- **THE TASK**: For the data below, report the number of lines that contain the string "Görüntüle" and nothing else.

- **ROWS**:
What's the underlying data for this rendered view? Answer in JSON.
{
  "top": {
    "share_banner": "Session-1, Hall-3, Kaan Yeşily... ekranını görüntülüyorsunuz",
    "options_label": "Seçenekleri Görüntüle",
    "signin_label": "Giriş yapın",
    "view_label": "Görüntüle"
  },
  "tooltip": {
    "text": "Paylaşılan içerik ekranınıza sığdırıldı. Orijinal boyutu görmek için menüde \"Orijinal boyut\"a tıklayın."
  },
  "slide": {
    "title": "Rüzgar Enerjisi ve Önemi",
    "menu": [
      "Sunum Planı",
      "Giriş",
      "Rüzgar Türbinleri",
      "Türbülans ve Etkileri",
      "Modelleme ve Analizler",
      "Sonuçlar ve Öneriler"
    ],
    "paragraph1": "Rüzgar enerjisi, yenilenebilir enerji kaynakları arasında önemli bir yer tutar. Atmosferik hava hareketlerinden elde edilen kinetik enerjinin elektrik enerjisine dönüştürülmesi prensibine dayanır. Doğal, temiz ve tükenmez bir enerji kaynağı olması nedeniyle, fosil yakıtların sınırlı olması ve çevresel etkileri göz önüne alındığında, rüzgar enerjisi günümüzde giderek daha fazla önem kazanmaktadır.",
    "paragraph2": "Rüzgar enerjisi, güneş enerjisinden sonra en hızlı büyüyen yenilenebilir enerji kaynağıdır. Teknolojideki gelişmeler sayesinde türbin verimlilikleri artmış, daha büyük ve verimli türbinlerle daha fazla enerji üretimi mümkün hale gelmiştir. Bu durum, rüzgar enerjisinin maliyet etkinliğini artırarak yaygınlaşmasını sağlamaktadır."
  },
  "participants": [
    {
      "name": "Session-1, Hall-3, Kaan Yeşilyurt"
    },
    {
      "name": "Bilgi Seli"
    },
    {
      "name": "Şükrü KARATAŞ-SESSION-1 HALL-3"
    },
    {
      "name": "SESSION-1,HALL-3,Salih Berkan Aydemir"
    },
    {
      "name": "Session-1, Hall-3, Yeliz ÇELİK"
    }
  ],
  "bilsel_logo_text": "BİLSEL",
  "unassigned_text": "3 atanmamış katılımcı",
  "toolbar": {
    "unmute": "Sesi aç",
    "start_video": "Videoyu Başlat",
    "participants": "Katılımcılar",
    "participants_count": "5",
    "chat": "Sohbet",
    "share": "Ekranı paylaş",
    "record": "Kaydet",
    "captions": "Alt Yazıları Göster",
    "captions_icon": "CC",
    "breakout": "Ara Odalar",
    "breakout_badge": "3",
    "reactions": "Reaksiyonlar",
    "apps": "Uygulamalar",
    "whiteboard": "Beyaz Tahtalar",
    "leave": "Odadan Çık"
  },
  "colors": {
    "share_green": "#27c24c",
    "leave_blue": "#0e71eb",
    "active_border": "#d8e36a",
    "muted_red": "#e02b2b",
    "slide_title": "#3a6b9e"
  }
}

- **CORRECT ANSWER**: 2